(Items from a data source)
★ ★ ★ ★

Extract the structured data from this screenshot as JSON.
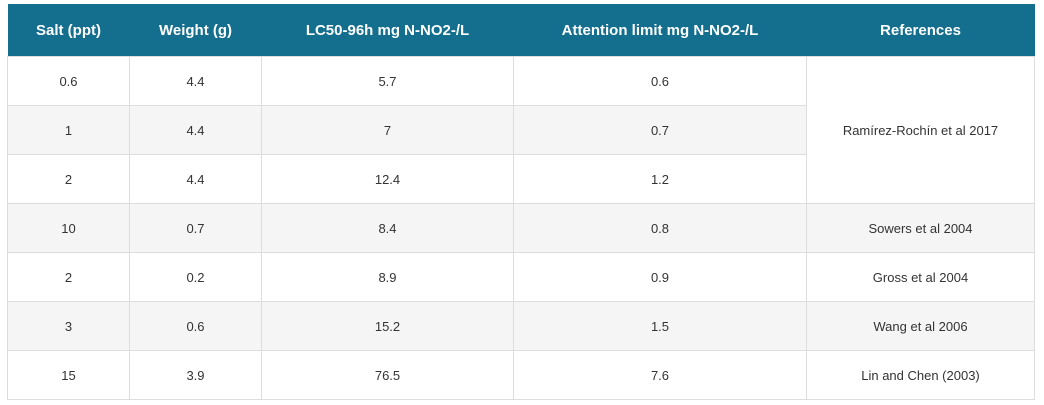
{
  "table": {
    "headers": [
      "Salt (ppt)",
      "Weight (g)",
      "LC50-96h mg N-NO2-/L",
      "Attention limit mg N-NO2-/L",
      "References"
    ],
    "rows": [
      {
        "salt": "0.6",
        "weight": "4.4",
        "lc50": "5.7",
        "limit": "0.6"
      },
      {
        "salt": "1",
        "weight": "4.4",
        "lc50": "7",
        "limit": "0.7"
      },
      {
        "salt": "2",
        "weight": "4.4",
        "lc50": "12.4",
        "limit": "1.2"
      },
      {
        "salt": "10",
        "weight": "0.7",
        "lc50": "8.4",
        "limit": "0.8",
        "ref": "Sowers et al 2004"
      },
      {
        "salt": "2",
        "weight": "0.2",
        "lc50": "8.9",
        "limit": "0.9",
        "ref": "Gross et al 2004"
      },
      {
        "salt": "3",
        "weight": "0.6",
        "lc50": "15.2",
        "limit": "1.5",
        "ref": "Wang et al 2006"
      },
      {
        "salt": "15",
        "weight": "3.9",
        "lc50": "76.5",
        "limit": "7.6",
        "ref": "Lin and Chen (2003)"
      }
    ],
    "merged_reference": "Ramírez-Rochín et al 2017"
  },
  "colors": {
    "header_bg": "#146e8d",
    "header_text": "#ffffff",
    "row_alt_bg": "#f5f5f5",
    "border": "#dddddd"
  }
}
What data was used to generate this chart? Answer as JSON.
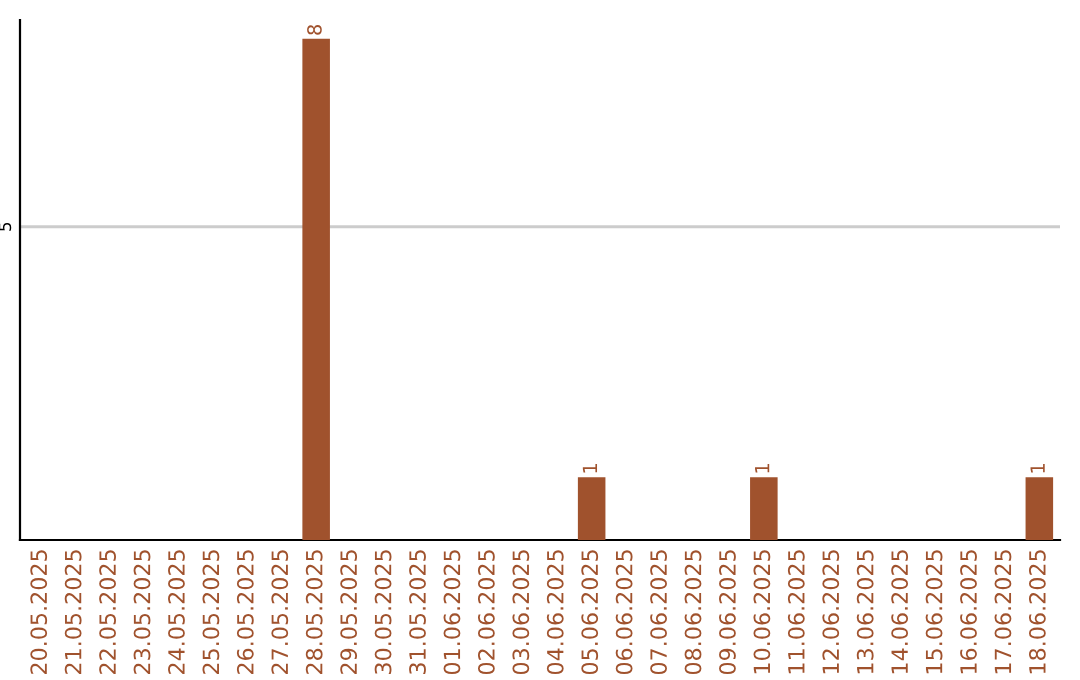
{
  "chart_data": {
    "type": "bar",
    "categories": [
      "20.05.2025",
      "21.05.2025",
      "22.05.2025",
      "23.05.2025",
      "24.05.2025",
      "25.05.2025",
      "26.05.2025",
      "27.05.2025",
      "28.05.2025",
      "29.05.2025",
      "30.05.2025",
      "31.05.2025",
      "01.06.2025",
      "02.06.2025",
      "03.06.2025",
      "04.06.2025",
      "05.06.2025",
      "06.06.2025",
      "07.06.2025",
      "08.06.2025",
      "09.06.2025",
      "10.06.2025",
      "11.06.2025",
      "12.06.2025",
      "13.06.2025",
      "14.06.2025",
      "15.06.2025",
      "16.06.2025",
      "17.06.2025",
      "18.06.2025"
    ],
    "values": [
      0,
      0,
      0,
      0,
      0,
      0,
      0,
      0,
      8,
      0,
      0,
      0,
      0,
      0,
      0,
      0,
      1,
      0,
      0,
      0,
      0,
      1,
      0,
      0,
      0,
      0,
      0,
      0,
      0,
      1
    ],
    "value_labels": [
      null,
      null,
      null,
      null,
      null,
      null,
      null,
      null,
      "8",
      null,
      null,
      null,
      null,
      null,
      null,
      null,
      "1",
      null,
      null,
      null,
      null,
      "1",
      null,
      null,
      null,
      null,
      null,
      null,
      null,
      "1"
    ],
    "color": "#a0522d",
    "ylim": [
      0,
      8.3
    ],
    "yticks": [
      5
    ],
    "grid": "y"
  }
}
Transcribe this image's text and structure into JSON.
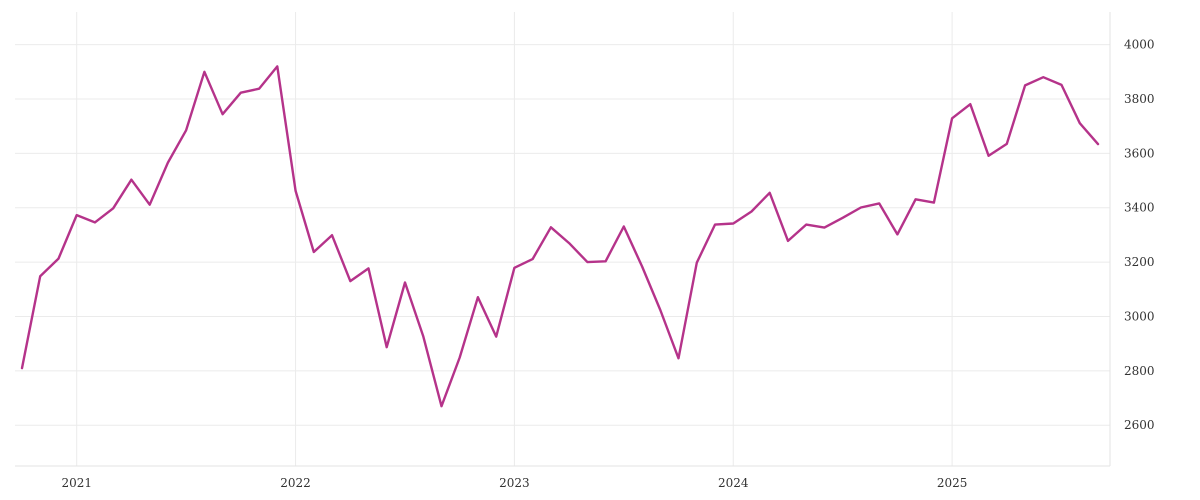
{
  "chart_data": {
    "type": "line",
    "title": "",
    "xlabel": "",
    "ylabel": "",
    "grid": true,
    "line_color": "#b5338a",
    "xlim": [
      "2020-10",
      "2025-09"
    ],
    "ylim": [
      2450,
      4120
    ],
    "y_ticks": [
      2600,
      2800,
      3000,
      3200,
      3400,
      3600,
      3800,
      4000
    ],
    "y_tick_labels": [
      "2600",
      "2800",
      "3000",
      "3200",
      "3400",
      "3600",
      "3800",
      "4000"
    ],
    "x_ticks": [
      "2021-01",
      "2022-01",
      "2023-01",
      "2024-01",
      "2025-01"
    ],
    "x_tick_labels": [
      "2021",
      "2022",
      "2023",
      "2024",
      "2025"
    ],
    "series": [
      {
        "x": [
          "2020-10",
          "2020-11",
          "2020-12",
          "2021-01",
          "2021-02",
          "2021-03",
          "2021-04",
          "2021-05",
          "2021-06",
          "2021-07",
          "2021-08",
          "2021-09",
          "2021-10",
          "2021-11",
          "2021-12",
          "2022-01",
          "2022-02",
          "2022-03",
          "2022-04",
          "2022-05",
          "2022-06",
          "2022-07",
          "2022-08",
          "2022-09",
          "2022-10",
          "2022-11",
          "2022-12",
          "2023-01",
          "2023-02",
          "2023-03",
          "2023-04",
          "2023-05",
          "2023-06",
          "2023-07",
          "2023-08",
          "2023-09",
          "2023-10",
          "2023-11",
          "2023-12",
          "2024-01",
          "2024-02",
          "2024-03",
          "2024-04",
          "2024-05",
          "2024-06",
          "2024-07",
          "2024-08",
          "2024-09",
          "2024-10",
          "2024-11",
          "2024-12",
          "2025-01",
          "2025-02",
          "2025-03",
          "2025-04",
          "2025-05",
          "2025-06",
          "2025-07",
          "2025-08",
          "2025-09"
        ],
        "values": [
          2810,
          3148,
          3213,
          3373,
          3346,
          3398,
          3503,
          3411,
          3566,
          3685,
          3900,
          3744,
          3823,
          3838,
          3920,
          3462,
          3237,
          3299,
          3130,
          3177,
          2887,
          3125,
          2928,
          2670,
          2849,
          3071,
          2926,
          3179,
          3211,
          3328,
          3270,
          3200,
          3203,
          3331,
          3184,
          3024,
          2846,
          3198,
          3338,
          3342,
          3386,
          3455,
          3278,
          3338,
          3327,
          3363,
          3401,
          3416,
          3302,
          3431,
          3419,
          3729,
          3781,
          3591,
          3635,
          3850,
          3880,
          3852,
          3711,
          3634
        ]
      }
    ]
  }
}
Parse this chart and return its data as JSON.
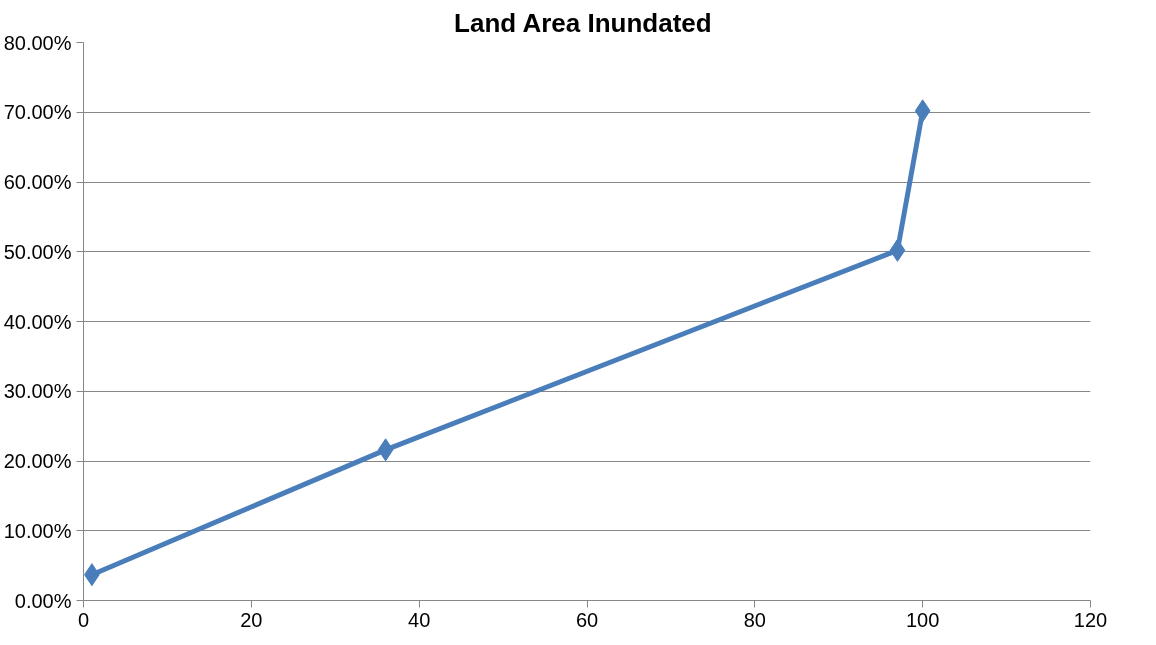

★ ★ ★ ★

#### EXERCISE DIRECTIONS
Report all lines of the material that contain the word "JSON".

#### EXPECTED ANSWER
Extract the structured data from this screenshot as JSON.
What data was used to generate this chart? Answer as JSON.
Transcribe this image's text and structure into JSON.
Parse this chart and return its data as JSON.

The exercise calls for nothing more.